-- START --

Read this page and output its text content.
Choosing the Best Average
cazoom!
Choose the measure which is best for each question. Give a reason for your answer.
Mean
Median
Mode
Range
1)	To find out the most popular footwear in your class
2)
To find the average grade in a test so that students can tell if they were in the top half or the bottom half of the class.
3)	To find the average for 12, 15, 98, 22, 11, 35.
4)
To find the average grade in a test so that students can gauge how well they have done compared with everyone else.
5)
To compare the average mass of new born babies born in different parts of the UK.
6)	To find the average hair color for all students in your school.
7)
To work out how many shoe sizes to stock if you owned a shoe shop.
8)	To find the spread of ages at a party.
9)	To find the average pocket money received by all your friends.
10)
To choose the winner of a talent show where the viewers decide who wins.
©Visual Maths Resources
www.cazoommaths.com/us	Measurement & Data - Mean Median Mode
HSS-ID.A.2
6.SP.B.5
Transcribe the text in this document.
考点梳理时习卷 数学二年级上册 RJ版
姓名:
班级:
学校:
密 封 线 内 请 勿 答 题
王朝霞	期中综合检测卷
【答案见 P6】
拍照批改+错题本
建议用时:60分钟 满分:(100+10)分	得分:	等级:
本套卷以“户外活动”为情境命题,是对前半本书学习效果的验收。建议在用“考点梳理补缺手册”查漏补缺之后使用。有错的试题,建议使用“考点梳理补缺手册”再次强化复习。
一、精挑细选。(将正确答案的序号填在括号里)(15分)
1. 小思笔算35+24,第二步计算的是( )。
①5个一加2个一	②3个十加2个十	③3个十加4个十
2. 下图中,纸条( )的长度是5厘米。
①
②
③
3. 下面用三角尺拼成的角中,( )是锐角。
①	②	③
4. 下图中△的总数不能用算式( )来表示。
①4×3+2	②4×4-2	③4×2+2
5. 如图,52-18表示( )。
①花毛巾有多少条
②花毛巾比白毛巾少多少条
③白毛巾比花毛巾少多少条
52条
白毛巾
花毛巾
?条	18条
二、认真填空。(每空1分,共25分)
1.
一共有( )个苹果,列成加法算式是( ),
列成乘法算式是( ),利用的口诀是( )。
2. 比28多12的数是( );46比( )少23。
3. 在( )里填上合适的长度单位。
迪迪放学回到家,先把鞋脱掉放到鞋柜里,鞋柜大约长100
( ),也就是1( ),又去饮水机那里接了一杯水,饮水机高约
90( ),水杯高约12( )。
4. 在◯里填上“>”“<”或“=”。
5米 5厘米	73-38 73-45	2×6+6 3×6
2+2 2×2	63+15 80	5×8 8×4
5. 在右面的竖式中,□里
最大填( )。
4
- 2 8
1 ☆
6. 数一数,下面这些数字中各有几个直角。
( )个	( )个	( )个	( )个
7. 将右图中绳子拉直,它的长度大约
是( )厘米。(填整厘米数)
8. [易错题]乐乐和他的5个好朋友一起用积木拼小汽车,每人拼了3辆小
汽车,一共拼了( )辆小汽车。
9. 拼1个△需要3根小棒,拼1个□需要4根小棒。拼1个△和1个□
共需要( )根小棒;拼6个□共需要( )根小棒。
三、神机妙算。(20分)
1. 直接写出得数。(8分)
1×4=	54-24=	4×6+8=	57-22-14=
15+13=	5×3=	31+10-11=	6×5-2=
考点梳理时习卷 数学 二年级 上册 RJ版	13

-- END --

Scan the records above for the string "your", then report every line that contains it.

Choose the measure which is best for each question. Give a reason for your answer.
1)	To find out the most popular footwear in your class
6)	To find the average hair color for all students in your school.
9)	To find the average pocket money received by all your friends.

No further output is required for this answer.